DIRECTIONS FOR THIS TASK: Comb through the entries for "published" and pull out each line that holds it.

EXERCISE MATERIALS:
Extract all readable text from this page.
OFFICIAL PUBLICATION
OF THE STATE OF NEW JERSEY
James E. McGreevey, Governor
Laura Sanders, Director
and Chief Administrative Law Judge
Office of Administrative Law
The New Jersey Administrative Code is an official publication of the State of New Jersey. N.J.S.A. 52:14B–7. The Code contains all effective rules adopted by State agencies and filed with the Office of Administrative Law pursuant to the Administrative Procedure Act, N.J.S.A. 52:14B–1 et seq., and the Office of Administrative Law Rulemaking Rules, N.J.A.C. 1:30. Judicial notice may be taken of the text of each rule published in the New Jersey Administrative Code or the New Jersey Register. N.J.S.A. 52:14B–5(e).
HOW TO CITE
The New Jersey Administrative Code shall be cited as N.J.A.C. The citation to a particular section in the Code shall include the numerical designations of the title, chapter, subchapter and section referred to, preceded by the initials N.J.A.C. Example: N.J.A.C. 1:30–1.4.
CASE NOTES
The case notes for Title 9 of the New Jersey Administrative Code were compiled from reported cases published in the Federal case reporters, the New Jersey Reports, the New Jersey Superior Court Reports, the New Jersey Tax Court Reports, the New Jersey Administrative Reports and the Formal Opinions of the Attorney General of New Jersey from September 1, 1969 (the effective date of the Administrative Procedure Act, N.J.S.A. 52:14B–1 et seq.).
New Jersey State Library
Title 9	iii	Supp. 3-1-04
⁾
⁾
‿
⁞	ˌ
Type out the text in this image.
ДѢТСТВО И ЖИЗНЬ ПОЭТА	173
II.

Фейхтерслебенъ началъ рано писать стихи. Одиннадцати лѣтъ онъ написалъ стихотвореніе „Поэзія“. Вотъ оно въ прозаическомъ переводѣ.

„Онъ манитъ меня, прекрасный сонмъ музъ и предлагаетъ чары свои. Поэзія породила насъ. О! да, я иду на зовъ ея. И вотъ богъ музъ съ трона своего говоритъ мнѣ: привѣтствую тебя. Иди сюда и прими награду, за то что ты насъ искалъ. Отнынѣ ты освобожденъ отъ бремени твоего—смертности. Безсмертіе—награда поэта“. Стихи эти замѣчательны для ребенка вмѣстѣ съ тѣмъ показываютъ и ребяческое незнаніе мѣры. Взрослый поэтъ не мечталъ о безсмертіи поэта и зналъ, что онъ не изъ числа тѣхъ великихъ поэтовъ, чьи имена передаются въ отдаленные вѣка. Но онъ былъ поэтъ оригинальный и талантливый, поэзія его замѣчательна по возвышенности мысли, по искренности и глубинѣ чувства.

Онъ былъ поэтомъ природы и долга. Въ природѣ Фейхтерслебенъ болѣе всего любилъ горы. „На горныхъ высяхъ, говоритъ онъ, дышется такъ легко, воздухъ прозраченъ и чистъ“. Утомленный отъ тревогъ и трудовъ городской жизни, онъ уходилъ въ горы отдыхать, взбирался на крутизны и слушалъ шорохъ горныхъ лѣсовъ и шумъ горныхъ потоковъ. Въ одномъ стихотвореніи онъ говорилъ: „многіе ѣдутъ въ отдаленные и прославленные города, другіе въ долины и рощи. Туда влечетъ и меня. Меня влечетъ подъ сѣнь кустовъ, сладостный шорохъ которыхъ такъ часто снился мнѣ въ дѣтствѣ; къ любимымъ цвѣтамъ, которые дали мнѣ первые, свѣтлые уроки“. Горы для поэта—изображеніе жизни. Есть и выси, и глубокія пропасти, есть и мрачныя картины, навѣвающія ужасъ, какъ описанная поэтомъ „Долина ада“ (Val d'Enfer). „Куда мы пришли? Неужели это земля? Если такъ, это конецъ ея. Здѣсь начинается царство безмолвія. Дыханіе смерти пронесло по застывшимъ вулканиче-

RESPONSE TO THE EXERCISE:
The New Jersey Administrative Code is an official publication of the State of New Jersey. N.J.S.A. 52:14B–7. The Code contains all effective rules adopted by State agencies and filed with the Office of Administrative Law pursuant to the Administrative Procedure Act, N.J.S.A. 52:14B–1 et seq., and the Office of Administrative Law Rulemaking Rules, N.J.A.C. 1:30. Judicial notice may be taken of the text of each rule published in the New Jersey Administrative Code or the New Jersey Register. N.J.S.A. 52:14B–5(e).
The case notes for Title 9 of the New Jersey Administrative Code were compiled from reported cases published in the Federal case reporters, the New Jersey Reports, the New Jersey Superior Court Reports, the New Jersey Tax Court Reports, the New Jersey Administrative Reports and the Formal Opinions of the Attorney General of New Jersey from September 1, 1969 (the effective date of the Administrative Procedure Act, N.J.S.A. 52:14B–1 et seq.).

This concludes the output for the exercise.